» **Saved data entries**:
◆ ◆ ◆ ◆
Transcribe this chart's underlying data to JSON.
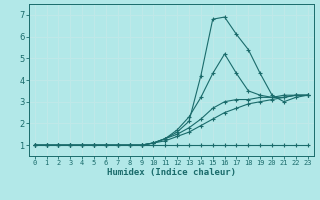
{
  "xlabel": "Humidex (Indice chaleur)",
  "background_color": "#b2e8e8",
  "grid_color": "#d0f0f0",
  "line_color": "#1a6b6b",
  "xlim": [
    -0.5,
    23.5
  ],
  "ylim": [
    0.5,
    7.5
  ],
  "xticks": [
    0,
    1,
    2,
    3,
    4,
    5,
    6,
    7,
    8,
    9,
    10,
    11,
    12,
    13,
    14,
    15,
    16,
    17,
    18,
    19,
    20,
    21,
    22,
    23
  ],
  "yticks": [
    1,
    2,
    3,
    4,
    5,
    6,
    7
  ],
  "lines": [
    {
      "x": [
        0,
        1,
        2,
        3,
        4,
        5,
        6,
        7,
        8,
        9,
        10,
        11,
        12,
        13,
        14,
        15,
        16,
        17,
        18,
        19,
        20,
        21,
        22,
        23
      ],
      "y": [
        1,
        1,
        1,
        1,
        1,
        1,
        1,
        1,
        1,
        1,
        1,
        1,
        1,
        1,
        1,
        1,
        1,
        1,
        1,
        1,
        1,
        1,
        1,
        1
      ]
    },
    {
      "x": [
        0,
        1,
        2,
        3,
        4,
        5,
        6,
        7,
        8,
        9,
        10,
        11,
        12,
        13,
        14,
        15,
        16,
        17,
        18,
        19,
        20,
        21,
        22,
        23
      ],
      "y": [
        1,
        1,
        1,
        1,
        1,
        1,
        1,
        1,
        1,
        1,
        1.1,
        1.2,
        1.4,
        1.6,
        1.9,
        2.2,
        2.5,
        2.7,
        2.9,
        3.0,
        3.1,
        3.2,
        3.3,
        3.3
      ]
    },
    {
      "x": [
        0,
        1,
        2,
        3,
        4,
        5,
        6,
        7,
        8,
        9,
        10,
        11,
        12,
        13,
        14,
        15,
        16,
        17,
        18,
        19,
        20,
        21,
        22,
        23
      ],
      "y": [
        1,
        1,
        1,
        1,
        1,
        1,
        1,
        1,
        1,
        1,
        1.1,
        1.3,
        1.5,
        1.8,
        2.2,
        2.7,
        3.0,
        3.1,
        3.1,
        3.2,
        3.2,
        3.3,
        3.3,
        3.3
      ]
    },
    {
      "x": [
        0,
        1,
        2,
        3,
        4,
        5,
        6,
        7,
        8,
        9,
        10,
        11,
        12,
        13,
        14,
        15,
        16,
        17,
        18,
        19,
        20,
        21,
        22,
        23
      ],
      "y": [
        1,
        1,
        1,
        1,
        1,
        1,
        1,
        1,
        1,
        1,
        1.1,
        1.3,
        1.7,
        2.3,
        3.2,
        4.3,
        5.2,
        4.3,
        3.5,
        3.3,
        3.2,
        3.2,
        3.3,
        3.3
      ]
    },
    {
      "x": [
        0,
        1,
        2,
        3,
        4,
        5,
        6,
        7,
        8,
        9,
        10,
        11,
        12,
        13,
        14,
        15,
        16,
        17,
        18,
        19,
        20,
        21,
        22,
        23
      ],
      "y": [
        1,
        1,
        1,
        1,
        1,
        1,
        1,
        1,
        1,
        1,
        1.1,
        1.3,
        1.6,
        2.1,
        4.2,
        6.8,
        6.9,
        6.1,
        5.4,
        4.3,
        3.3,
        3.0,
        3.2,
        3.3
      ]
    }
  ]
}
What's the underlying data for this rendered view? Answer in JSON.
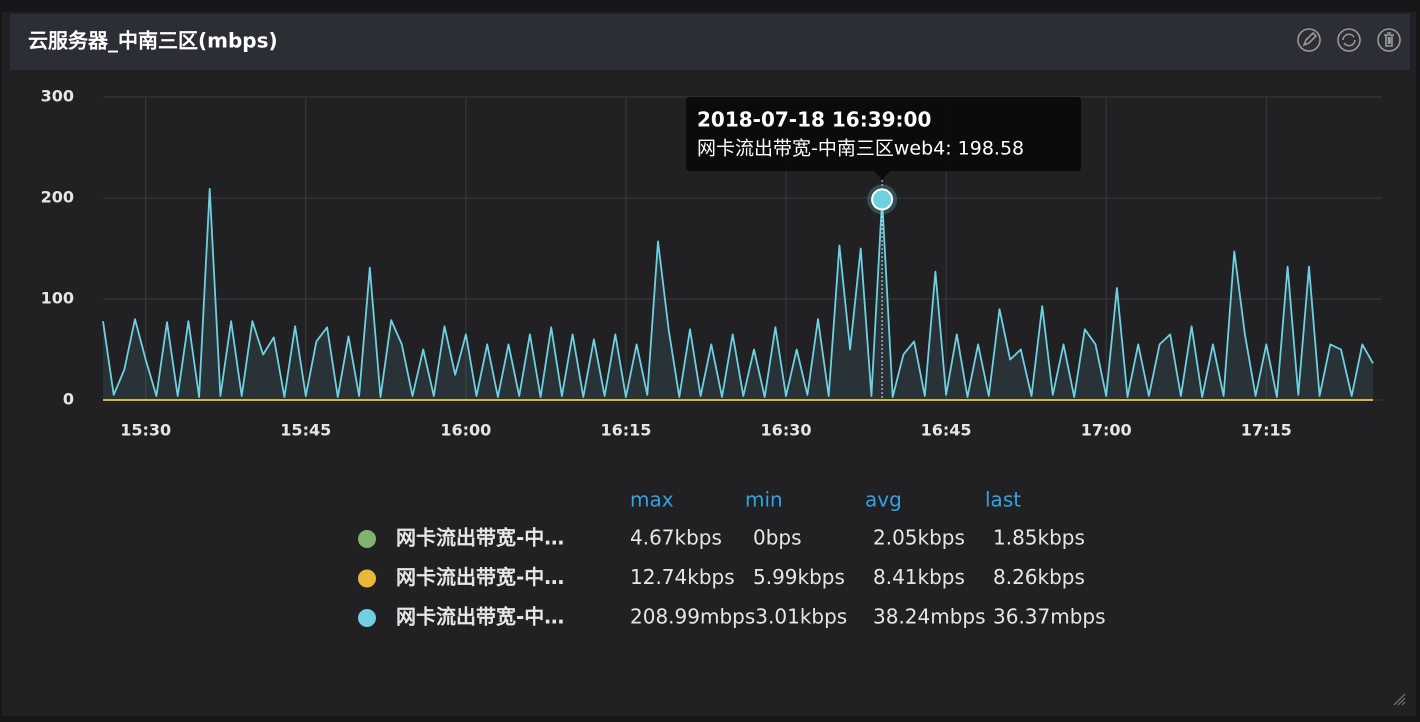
{
  "chart_data": {
    "type": "line",
    "title": "云服务器_中南三区(mbps)",
    "x": [
      "15:26",
      "15:27",
      "15:28",
      "15:29",
      "15:30",
      "15:31",
      "15:32",
      "15:33",
      "15:34",
      "15:35",
      "15:36",
      "15:37",
      "15:38",
      "15:39",
      "15:40",
      "15:41",
      "15:42",
      "15:43",
      "15:44",
      "15:45",
      "15:46",
      "15:47",
      "15:48",
      "15:49",
      "15:50",
      "15:51",
      "15:52",
      "15:53",
      "15:54",
      "15:55",
      "15:56",
      "15:57",
      "15:58",
      "15:59",
      "16:00",
      "16:01",
      "16:02",
      "16:03",
      "16:04",
      "16:05",
      "16:06",
      "16:07",
      "16:08",
      "16:09",
      "16:10",
      "16:11",
      "16:12",
      "16:13",
      "16:14",
      "16:15",
      "16:16",
      "16:17",
      "16:18",
      "16:19",
      "16:20",
      "16:21",
      "16:22",
      "16:23",
      "16:24",
      "16:25",
      "16:26",
      "16:27",
      "16:28",
      "16:29",
      "16:30",
      "16:31",
      "16:32",
      "16:33",
      "16:34",
      "16:35",
      "16:36",
      "16:37",
      "16:38",
      "16:39",
      "16:40",
      "16:41",
      "16:42",
      "16:43",
      "16:44",
      "16:45",
      "16:46",
      "16:47",
      "16:48",
      "16:49",
      "16:50",
      "16:51",
      "16:52",
      "16:53",
      "16:54",
      "16:55",
      "16:56",
      "16:57",
      "16:58",
      "16:59",
      "17:00",
      "17:01",
      "17:02",
      "17:03",
      "17:04",
      "17:05",
      "17:06",
      "17:07",
      "17:08",
      "17:09",
      "17:10",
      "17:11",
      "17:12",
      "17:13",
      "17:14",
      "17:15",
      "17:16",
      "17:17",
      "17:18",
      "17:19",
      "17:20",
      "17:21",
      "17:22",
      "17:23",
      "17:24",
      "17:25"
    ],
    "xticks": [
      "15:30",
      "15:45",
      "16:00",
      "16:15",
      "16:30",
      "16:45",
      "17:00",
      "17:15"
    ],
    "ylim": [
      0,
      300
    ],
    "yticks": [
      0,
      100,
      200,
      300
    ],
    "grid": true,
    "series": [
      {
        "name": "网卡流出带宽-中…",
        "color": "#7eb26d",
        "values": [
          0.002,
          0.002,
          0.002,
          0.002,
          0.002,
          0.002,
          0.002,
          0.002,
          0.002,
          0.002,
          0.002,
          0.002,
          0.002,
          0.002,
          0.002,
          0.002,
          0.002,
          0.002,
          0.002,
          0.002,
          0.002,
          0.002,
          0.002,
          0.002,
          0.002,
          0.002,
          0.002,
          0.002,
          0.002,
          0.002,
          0.002,
          0.002,
          0.002,
          0.002,
          0.002,
          0.002,
          0.002,
          0.002,
          0.002,
          0.002,
          0.002,
          0.002,
          0.002,
          0.002,
          0.002,
          0.002,
          0.002,
          0.002,
          0.002,
          0.002,
          0.002,
          0.002,
          0.002,
          0.002,
          0.002,
          0.002,
          0.002,
          0.002,
          0.002,
          0.002,
          0.002,
          0.002,
          0.002,
          0.002,
          0.002,
          0.002,
          0.002,
          0.002,
          0.002,
          0.002,
          0.002,
          0.002,
          0.002,
          0.002,
          0.002,
          0.002,
          0.002,
          0.002,
          0.002,
          0.002,
          0.002,
          0.002,
          0.002,
          0.002,
          0.002,
          0.002,
          0.002,
          0.002,
          0.002,
          0.002,
          0.002,
          0.002,
          0.002,
          0.002,
          0.002,
          0.002,
          0.002,
          0.002,
          0.002,
          0.002,
          0.002,
          0.002,
          0.002,
          0.002,
          0.002,
          0.002,
          0.002,
          0.002,
          0.002,
          0.002,
          0.002,
          0.002,
          0.002,
          0.002,
          0.002,
          0.002,
          0.002,
          0.002,
          0.002,
          0.002
        ],
        "stats": [
          "4.67kbps",
          "0bps",
          "2.05kbps",
          "1.85kbps"
        ]
      },
      {
        "name": "网卡流出带宽-中…",
        "color": "#eab839",
        "values": [
          0.008,
          0.008,
          0.008,
          0.008,
          0.008,
          0.008,
          0.008,
          0.008,
          0.008,
          0.008,
          0.008,
          0.008,
          0.008,
          0.008,
          0.008,
          0.008,
          0.008,
          0.008,
          0.008,
          0.008,
          0.008,
          0.008,
          0.008,
          0.008,
          0.008,
          0.008,
          0.008,
          0.008,
          0.008,
          0.008,
          0.008,
          0.008,
          0.008,
          0.008,
          0.008,
          0.008,
          0.008,
          0.008,
          0.008,
          0.008,
          0.008,
          0.008,
          0.008,
          0.008,
          0.008,
          0.008,
          0.008,
          0.008,
          0.008,
          0.008,
          0.008,
          0.008,
          0.008,
          0.008,
          0.008,
          0.008,
          0.008,
          0.008,
          0.008,
          0.008,
          0.008,
          0.008,
          0.008,
          0.008,
          0.008,
          0.008,
          0.008,
          0.008,
          0.008,
          0.008,
          0.008,
          0.008,
          0.008,
          0.008,
          0.008,
          0.008,
          0.008,
          0.008,
          0.008,
          0.008,
          0.008,
          0.008,
          0.008,
          0.008,
          0.008,
          0.008,
          0.008,
          0.008,
          0.008,
          0.008,
          0.008,
          0.008,
          0.008,
          0.008,
          0.008,
          0.008,
          0.008,
          0.008,
          0.008,
          0.008,
          0.008,
          0.008,
          0.008,
          0.008,
          0.008,
          0.008,
          0.008,
          0.008,
          0.008,
          0.008,
          0.008,
          0.008,
          0.008,
          0.008,
          0.008,
          0.008,
          0.008,
          0.008,
          0.008,
          0.008
        ],
        "stats": [
          "12.74kbps",
          "5.99kbps",
          "8.41kbps",
          "8.26kbps"
        ]
      },
      {
        "name": "网卡流出带宽-中…",
        "color": "#6ed0e0",
        "values": [
          78,
          5,
          30,
          80,
          40,
          4,
          77,
          4,
          78,
          3,
          208.99,
          4,
          78,
          4,
          78,
          45,
          62,
          3,
          73,
          4,
          58,
          72,
          3,
          63,
          4,
          131,
          3,
          79,
          55,
          4,
          50,
          4,
          73,
          25,
          65,
          4,
          55,
          3,
          55,
          4,
          65,
          3,
          72,
          4,
          65,
          3,
          60,
          4,
          65,
          3,
          55,
          5,
          157,
          70,
          3,
          70,
          4,
          55,
          3,
          65,
          4,
          50,
          3,
          72,
          4,
          50,
          5,
          80,
          4,
          153,
          50,
          150,
          4,
          198.58,
          3,
          45,
          58,
          4,
          127,
          5,
          65,
          3,
          55,
          4,
          90,
          40,
          50,
          4,
          93,
          5,
          55,
          3,
          70,
          55,
          4,
          111,
          3,
          55,
          4,
          55,
          65,
          4,
          73,
          3,
          55,
          4,
          147,
          65,
          4,
          55,
          3,
          132,
          5,
          132,
          4,
          55,
          50,
          4,
          55,
          36.37
        ],
        "stats": [
          "208.99mbps",
          "3.01kbps",
          "38.24mbps",
          "36.37mbps"
        ]
      }
    ],
    "legend_headers": [
      "max",
      "min",
      "avg",
      "last"
    ],
    "tooltip": {
      "time": "2018-07-18 16:39:00",
      "series": 2,
      "label": "网卡流出带宽-中南三区web4:"
    }
  }
}
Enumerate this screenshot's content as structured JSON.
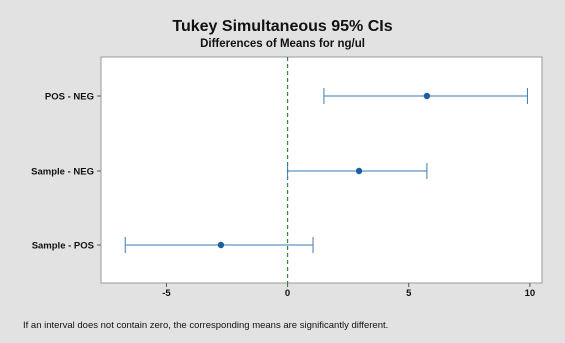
{
  "chart_data": {
    "type": "interval",
    "title": "Tukey Simultaneous 95% CIs",
    "subtitle": "Differences of Means for ng/ul",
    "categories": [
      "POS - NEG",
      "Sample - NEG",
      "Sample - POS"
    ],
    "series": [
      {
        "estimates": [
          5.75,
          2.95,
          -2.75
        ],
        "lower": [
          1.5,
          0.0,
          -6.7
        ],
        "upper": [
          9.9,
          5.75,
          1.05
        ]
      }
    ],
    "xticks": [
      -5,
      0,
      5,
      10
    ],
    "xtick_labels": [
      "-5",
      "0",
      "5",
      "10"
    ],
    "xlim": [
      -7.7,
      10.5
    ],
    "reference_line": 0,
    "colors": {
      "interval": "#3c7bb4",
      "marker": "#1d5fa3",
      "reference": "#2f8a3a"
    },
    "footnote": "If an interval does not contain zero, the corresponding means are significantly different."
  }
}
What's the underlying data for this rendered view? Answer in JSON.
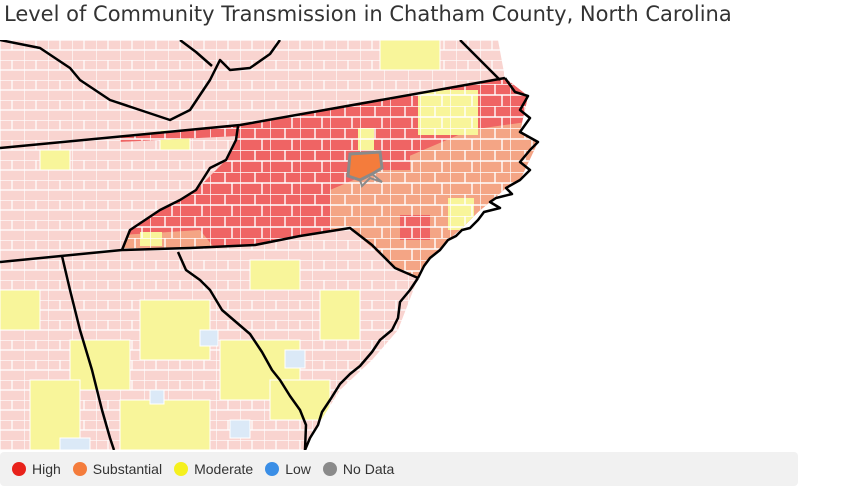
{
  "title": "Level of Community Transmission in Chatham County, North Carolina",
  "legend": {
    "items": [
      {
        "label": "High",
        "color": "#e8221b"
      },
      {
        "label": "Substantial",
        "color": "#f47c3c"
      },
      {
        "label": "Moderate",
        "color": "#f5f01e"
      },
      {
        "label": "Low",
        "color": "#3a8ee6"
      },
      {
        "label": "No Data",
        "color": "#8a8a8a"
      }
    ]
  },
  "map": {
    "colors": {
      "high_fill": "#ef6464",
      "substantial_fill": "#f4a585",
      "moderate_fill": "#f8f59a",
      "low_fill": "#dbe9f7",
      "faded_fill": "#f9d4d0",
      "highlight_county": "#f47c3c",
      "highlight_border": "#8a8a8a",
      "state_border": "#000000",
      "county_border": "#ffffff"
    }
  }
}
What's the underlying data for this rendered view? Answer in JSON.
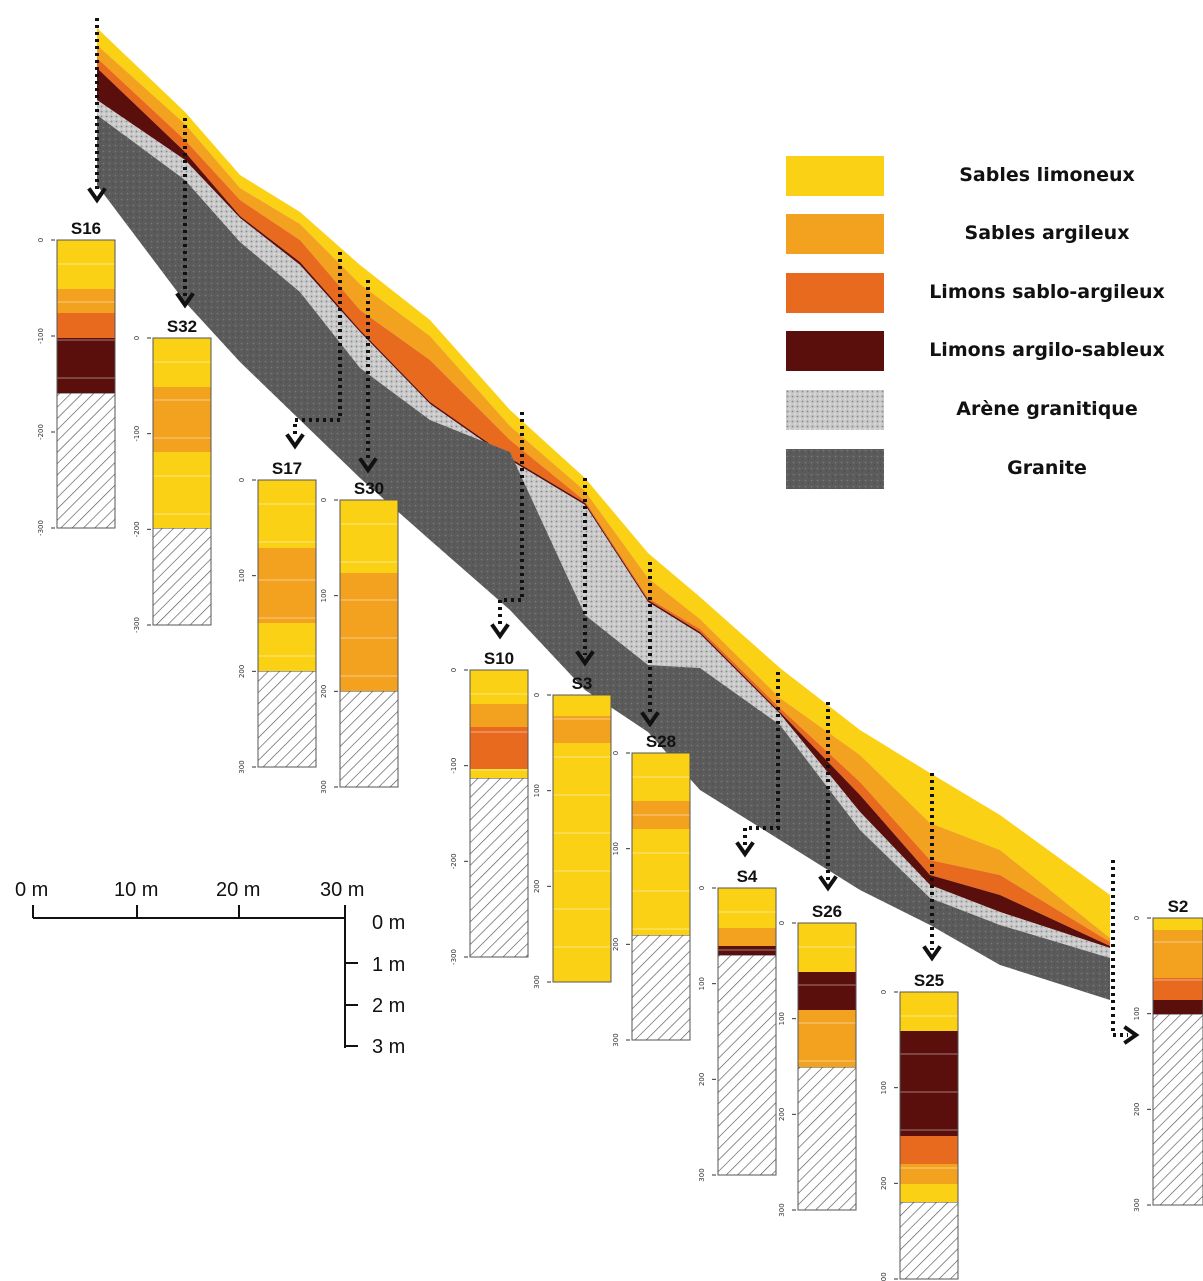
◆ ◆ ◆ ◆
» **The request**: How many of the lines above include the word "interval"? Respond with the number alone.

» **Response to the exercise**: 3